Figure record extracts>
--- start ---

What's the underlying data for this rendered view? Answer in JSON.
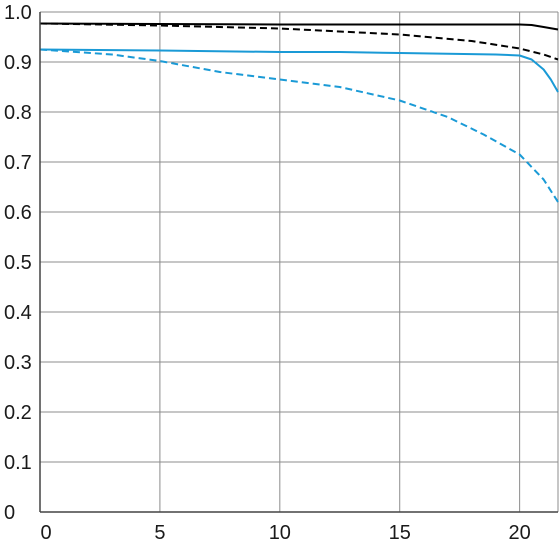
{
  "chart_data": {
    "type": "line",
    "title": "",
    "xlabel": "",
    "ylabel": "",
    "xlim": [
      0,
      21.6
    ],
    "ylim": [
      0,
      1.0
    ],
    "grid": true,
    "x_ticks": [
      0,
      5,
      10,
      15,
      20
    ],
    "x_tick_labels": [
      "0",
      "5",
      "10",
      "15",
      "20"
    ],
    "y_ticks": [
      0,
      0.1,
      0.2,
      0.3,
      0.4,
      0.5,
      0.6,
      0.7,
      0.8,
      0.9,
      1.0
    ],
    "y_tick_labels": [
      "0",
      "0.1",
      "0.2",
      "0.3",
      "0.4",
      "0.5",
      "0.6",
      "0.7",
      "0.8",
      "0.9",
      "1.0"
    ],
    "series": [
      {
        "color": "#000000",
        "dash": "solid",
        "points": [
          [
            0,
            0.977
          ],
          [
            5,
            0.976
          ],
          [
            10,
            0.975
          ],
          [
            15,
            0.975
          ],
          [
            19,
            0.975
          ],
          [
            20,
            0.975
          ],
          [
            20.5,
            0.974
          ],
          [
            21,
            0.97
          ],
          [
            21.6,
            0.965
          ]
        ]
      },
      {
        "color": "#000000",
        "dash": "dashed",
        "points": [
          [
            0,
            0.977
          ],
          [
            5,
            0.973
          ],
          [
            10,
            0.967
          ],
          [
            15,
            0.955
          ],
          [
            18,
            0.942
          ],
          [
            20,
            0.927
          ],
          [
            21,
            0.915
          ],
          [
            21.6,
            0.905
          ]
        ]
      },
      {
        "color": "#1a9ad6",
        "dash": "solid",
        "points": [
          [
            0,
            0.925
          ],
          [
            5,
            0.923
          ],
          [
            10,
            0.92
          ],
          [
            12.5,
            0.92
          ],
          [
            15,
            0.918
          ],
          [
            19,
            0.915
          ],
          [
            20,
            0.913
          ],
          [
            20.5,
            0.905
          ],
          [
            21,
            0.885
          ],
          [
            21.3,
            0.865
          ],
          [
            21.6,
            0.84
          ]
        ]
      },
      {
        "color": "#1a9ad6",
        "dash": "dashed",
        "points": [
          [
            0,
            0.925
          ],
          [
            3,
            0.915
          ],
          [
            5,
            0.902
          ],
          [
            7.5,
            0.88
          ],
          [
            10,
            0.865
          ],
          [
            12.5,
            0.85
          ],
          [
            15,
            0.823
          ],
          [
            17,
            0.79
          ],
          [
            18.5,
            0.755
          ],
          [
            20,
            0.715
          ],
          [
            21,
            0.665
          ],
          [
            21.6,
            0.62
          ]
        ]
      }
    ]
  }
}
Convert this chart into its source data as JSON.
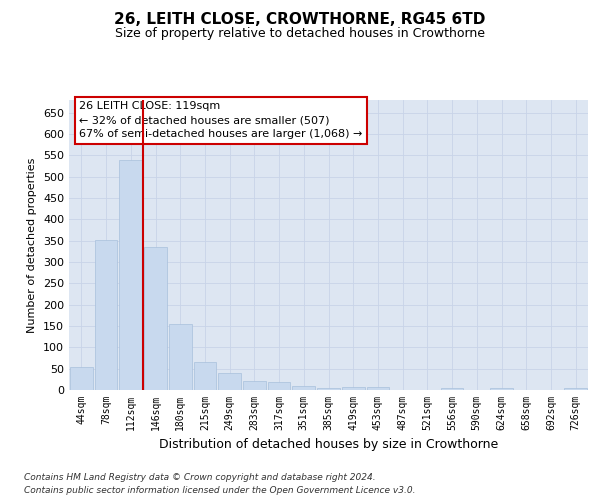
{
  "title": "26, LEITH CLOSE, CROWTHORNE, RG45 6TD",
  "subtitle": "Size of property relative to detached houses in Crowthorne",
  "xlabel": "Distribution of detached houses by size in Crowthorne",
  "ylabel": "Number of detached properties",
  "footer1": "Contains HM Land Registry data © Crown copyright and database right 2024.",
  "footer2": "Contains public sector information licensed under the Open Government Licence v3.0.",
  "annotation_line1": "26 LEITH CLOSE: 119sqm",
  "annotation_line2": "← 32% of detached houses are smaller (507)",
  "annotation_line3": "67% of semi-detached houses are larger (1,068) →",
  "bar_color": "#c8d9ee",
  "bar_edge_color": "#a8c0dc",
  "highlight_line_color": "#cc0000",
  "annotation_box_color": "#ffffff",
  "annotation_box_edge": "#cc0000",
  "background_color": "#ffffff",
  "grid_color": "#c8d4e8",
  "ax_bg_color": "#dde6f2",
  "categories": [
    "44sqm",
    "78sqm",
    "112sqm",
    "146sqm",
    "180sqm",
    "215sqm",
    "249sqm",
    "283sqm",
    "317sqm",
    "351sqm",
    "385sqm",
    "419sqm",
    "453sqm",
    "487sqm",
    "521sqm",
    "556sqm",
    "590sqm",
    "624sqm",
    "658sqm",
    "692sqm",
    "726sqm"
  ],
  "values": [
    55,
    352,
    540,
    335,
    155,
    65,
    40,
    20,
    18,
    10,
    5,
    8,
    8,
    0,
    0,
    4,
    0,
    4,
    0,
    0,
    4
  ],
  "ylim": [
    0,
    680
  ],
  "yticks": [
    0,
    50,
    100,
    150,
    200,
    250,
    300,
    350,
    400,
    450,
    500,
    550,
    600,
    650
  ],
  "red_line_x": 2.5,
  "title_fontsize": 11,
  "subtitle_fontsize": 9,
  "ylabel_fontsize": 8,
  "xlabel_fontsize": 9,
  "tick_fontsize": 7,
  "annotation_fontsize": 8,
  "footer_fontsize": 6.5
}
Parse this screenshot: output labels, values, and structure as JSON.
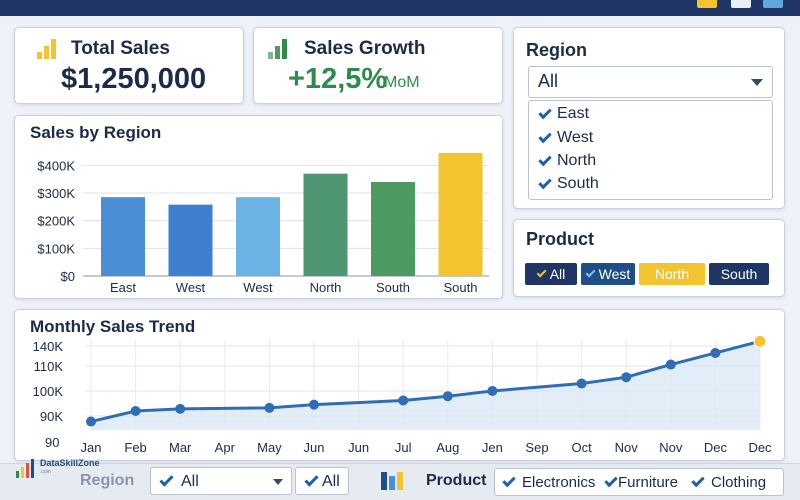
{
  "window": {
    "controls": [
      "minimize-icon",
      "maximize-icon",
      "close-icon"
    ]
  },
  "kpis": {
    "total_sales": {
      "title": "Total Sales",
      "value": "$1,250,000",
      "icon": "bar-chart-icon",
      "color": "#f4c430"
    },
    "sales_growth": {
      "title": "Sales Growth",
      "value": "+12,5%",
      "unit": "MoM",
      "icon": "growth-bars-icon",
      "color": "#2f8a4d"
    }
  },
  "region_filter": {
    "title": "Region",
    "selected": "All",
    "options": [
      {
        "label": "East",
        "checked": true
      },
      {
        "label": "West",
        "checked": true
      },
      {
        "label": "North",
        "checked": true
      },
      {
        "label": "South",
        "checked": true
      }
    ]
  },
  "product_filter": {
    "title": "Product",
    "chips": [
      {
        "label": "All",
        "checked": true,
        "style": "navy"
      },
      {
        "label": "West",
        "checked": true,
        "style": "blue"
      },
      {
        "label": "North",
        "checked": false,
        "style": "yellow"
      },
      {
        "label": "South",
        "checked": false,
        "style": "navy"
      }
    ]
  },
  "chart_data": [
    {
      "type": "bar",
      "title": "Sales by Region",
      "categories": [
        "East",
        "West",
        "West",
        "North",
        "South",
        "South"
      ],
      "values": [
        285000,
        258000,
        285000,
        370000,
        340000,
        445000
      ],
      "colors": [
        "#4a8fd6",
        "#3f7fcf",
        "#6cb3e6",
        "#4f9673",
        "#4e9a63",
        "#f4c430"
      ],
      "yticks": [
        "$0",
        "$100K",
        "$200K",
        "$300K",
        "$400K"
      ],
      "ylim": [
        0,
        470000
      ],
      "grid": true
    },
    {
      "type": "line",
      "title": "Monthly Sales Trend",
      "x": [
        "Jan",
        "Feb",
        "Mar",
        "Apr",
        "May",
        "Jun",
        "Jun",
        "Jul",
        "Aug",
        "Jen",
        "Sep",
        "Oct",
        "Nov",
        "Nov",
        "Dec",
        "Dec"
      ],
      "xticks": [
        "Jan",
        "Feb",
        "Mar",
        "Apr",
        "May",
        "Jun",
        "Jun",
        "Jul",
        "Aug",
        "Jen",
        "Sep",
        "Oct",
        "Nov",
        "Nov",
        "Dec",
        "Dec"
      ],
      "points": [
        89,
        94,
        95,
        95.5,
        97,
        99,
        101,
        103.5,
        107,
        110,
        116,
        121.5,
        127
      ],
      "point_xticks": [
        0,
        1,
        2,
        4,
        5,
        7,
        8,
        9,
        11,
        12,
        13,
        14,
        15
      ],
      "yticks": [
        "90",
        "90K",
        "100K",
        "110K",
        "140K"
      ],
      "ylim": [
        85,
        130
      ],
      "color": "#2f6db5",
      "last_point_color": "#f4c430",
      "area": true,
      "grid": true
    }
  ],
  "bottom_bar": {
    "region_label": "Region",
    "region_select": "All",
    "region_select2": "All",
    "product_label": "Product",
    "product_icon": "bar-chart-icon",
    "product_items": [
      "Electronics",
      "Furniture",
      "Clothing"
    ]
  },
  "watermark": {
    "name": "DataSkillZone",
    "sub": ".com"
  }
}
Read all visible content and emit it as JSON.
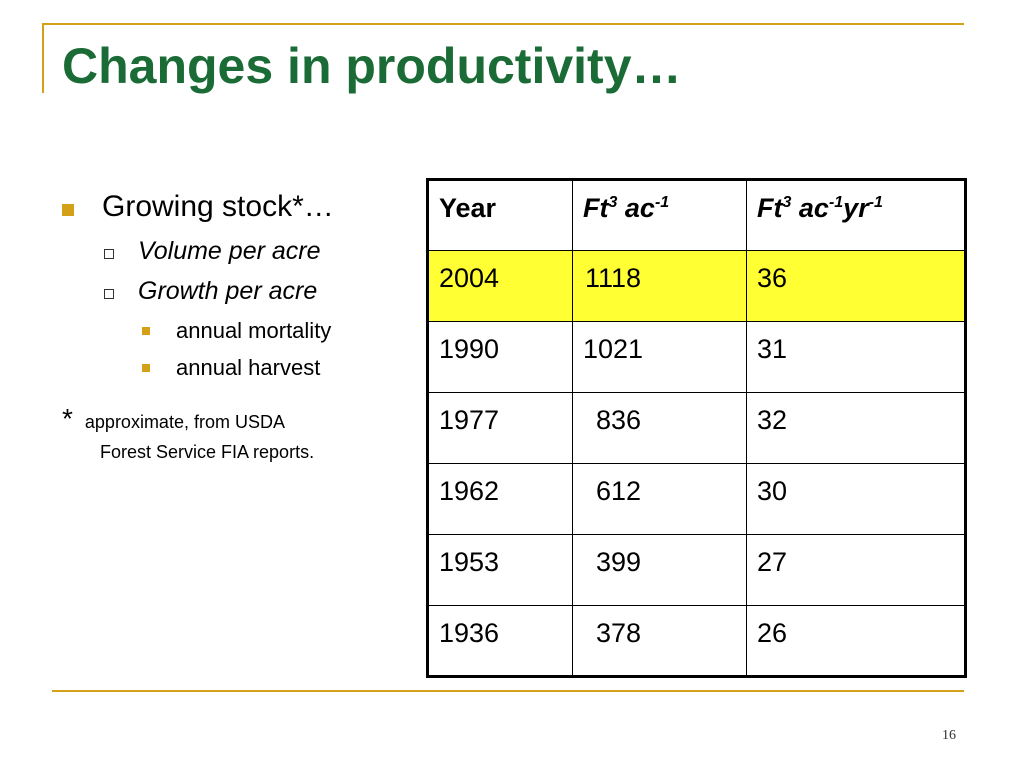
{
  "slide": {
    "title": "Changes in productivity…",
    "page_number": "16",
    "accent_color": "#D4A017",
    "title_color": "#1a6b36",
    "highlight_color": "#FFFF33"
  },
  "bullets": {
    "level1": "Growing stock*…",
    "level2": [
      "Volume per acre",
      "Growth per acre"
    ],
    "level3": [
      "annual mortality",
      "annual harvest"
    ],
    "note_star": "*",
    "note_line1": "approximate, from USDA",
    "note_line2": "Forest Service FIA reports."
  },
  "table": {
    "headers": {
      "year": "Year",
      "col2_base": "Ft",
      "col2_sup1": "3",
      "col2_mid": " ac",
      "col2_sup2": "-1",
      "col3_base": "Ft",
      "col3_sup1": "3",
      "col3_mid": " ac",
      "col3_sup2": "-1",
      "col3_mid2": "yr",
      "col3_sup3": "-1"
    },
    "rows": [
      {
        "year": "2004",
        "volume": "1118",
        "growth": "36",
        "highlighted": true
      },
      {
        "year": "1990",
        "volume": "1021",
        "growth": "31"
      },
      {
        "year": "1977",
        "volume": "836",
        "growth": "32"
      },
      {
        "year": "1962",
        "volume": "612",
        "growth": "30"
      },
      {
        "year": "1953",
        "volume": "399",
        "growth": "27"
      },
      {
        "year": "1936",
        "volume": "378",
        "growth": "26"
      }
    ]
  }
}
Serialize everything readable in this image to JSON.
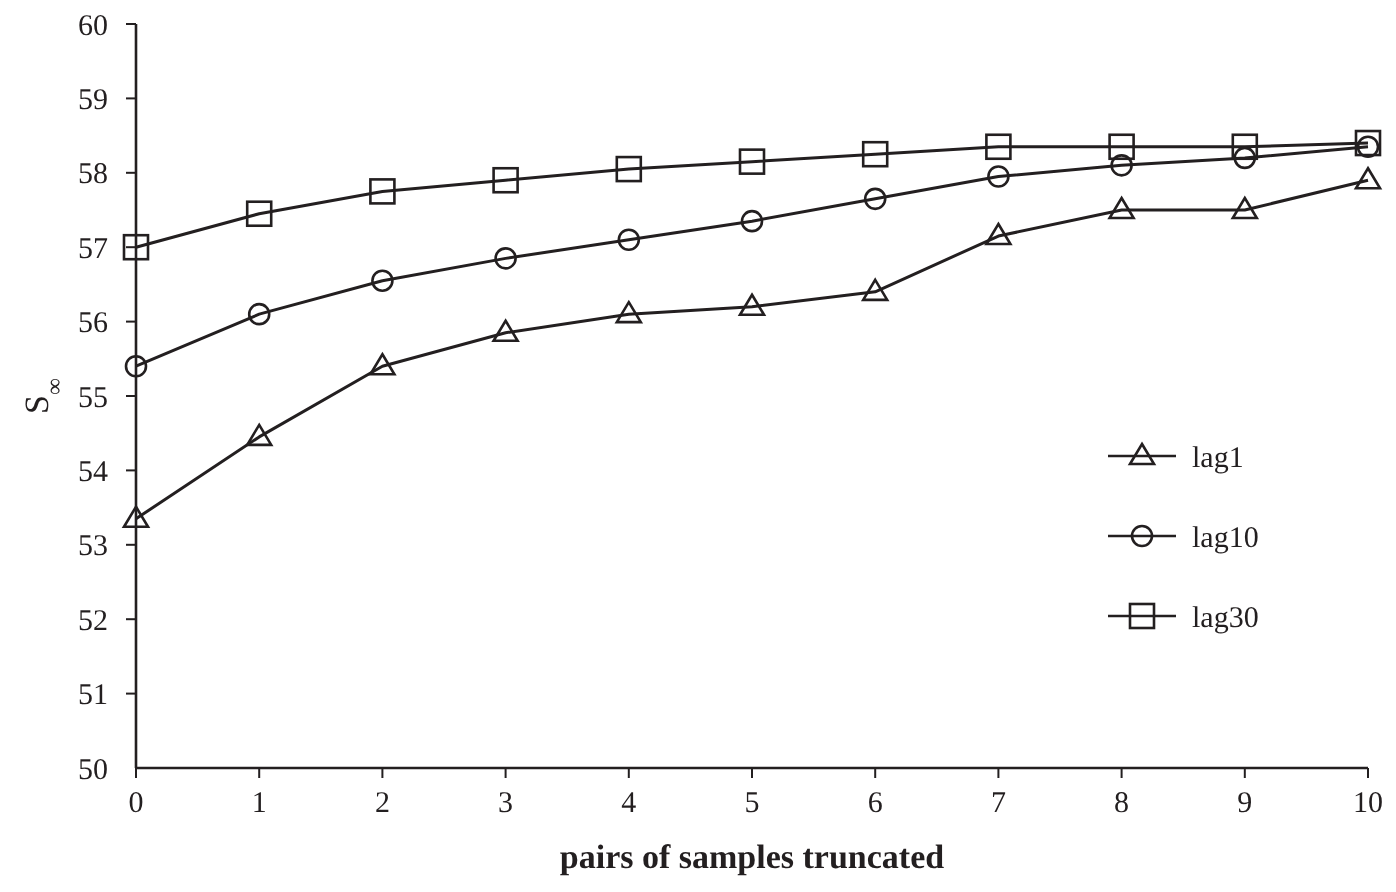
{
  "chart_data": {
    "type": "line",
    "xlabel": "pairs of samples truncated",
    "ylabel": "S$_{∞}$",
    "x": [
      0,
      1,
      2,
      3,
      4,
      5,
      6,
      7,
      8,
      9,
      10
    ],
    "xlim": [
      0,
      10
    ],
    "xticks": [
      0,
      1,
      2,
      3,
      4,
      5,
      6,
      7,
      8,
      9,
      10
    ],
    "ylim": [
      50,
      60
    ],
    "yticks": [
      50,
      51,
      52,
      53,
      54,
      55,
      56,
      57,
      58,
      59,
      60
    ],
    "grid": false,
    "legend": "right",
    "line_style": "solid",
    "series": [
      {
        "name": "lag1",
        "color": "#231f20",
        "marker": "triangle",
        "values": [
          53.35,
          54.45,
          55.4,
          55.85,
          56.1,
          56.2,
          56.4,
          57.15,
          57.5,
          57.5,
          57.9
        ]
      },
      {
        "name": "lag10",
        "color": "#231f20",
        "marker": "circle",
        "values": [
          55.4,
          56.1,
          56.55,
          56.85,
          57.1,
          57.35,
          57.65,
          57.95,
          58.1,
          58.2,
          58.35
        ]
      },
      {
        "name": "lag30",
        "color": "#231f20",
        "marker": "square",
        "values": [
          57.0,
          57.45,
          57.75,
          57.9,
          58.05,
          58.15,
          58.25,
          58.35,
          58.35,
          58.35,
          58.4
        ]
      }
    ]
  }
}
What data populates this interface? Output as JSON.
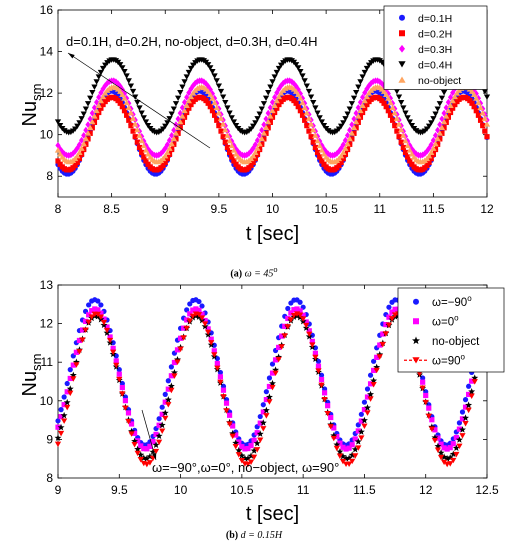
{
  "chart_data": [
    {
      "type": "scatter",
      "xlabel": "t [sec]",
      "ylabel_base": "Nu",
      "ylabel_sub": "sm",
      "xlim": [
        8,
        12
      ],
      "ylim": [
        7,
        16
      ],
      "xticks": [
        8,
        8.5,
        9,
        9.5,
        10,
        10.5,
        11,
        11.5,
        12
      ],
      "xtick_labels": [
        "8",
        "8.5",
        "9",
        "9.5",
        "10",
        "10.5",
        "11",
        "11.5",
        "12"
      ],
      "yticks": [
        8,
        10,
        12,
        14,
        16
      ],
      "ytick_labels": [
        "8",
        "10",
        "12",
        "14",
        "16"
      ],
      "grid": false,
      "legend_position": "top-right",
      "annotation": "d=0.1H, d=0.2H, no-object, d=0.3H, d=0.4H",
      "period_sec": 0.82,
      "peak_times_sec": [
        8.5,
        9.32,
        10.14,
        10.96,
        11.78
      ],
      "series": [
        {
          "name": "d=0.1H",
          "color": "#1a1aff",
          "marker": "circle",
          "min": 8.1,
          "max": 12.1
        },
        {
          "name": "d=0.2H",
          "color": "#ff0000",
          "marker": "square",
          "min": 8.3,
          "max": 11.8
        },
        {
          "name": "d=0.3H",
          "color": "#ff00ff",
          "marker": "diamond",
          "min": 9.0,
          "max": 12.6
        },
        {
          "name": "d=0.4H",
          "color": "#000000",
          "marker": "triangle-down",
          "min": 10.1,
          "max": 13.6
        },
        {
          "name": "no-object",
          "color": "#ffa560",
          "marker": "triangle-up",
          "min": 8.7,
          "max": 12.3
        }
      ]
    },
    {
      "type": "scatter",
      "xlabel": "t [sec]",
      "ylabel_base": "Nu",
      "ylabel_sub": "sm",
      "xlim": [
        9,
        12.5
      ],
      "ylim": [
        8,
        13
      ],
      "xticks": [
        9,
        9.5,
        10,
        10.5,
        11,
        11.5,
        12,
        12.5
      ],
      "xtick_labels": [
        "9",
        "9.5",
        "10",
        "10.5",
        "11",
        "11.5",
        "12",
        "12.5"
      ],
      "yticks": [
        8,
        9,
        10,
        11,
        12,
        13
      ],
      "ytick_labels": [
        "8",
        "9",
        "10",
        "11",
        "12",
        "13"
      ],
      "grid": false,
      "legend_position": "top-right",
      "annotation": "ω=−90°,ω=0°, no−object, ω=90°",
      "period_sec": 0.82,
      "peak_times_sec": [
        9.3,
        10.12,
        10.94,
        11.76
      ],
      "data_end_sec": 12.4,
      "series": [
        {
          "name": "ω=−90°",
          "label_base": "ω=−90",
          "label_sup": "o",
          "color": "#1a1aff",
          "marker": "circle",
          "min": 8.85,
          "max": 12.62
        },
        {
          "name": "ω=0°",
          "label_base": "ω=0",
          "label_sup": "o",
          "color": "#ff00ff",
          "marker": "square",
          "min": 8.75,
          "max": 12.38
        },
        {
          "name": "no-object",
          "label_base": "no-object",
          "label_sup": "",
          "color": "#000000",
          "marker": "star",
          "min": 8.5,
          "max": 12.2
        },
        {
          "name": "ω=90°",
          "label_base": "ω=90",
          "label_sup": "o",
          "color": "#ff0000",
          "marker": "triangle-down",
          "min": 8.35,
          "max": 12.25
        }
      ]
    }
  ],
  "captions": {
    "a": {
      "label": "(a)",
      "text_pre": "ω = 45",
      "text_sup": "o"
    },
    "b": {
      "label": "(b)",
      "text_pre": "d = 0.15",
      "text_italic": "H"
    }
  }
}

--- end ---

PROBLEM TO SOLVE>
Find the word "What" in the entries above and gather every line that holds it.

TASK RESULT>
What's the underlying data for this rendered view? Answer in JSON.
What data populates this interface? Output as JSON.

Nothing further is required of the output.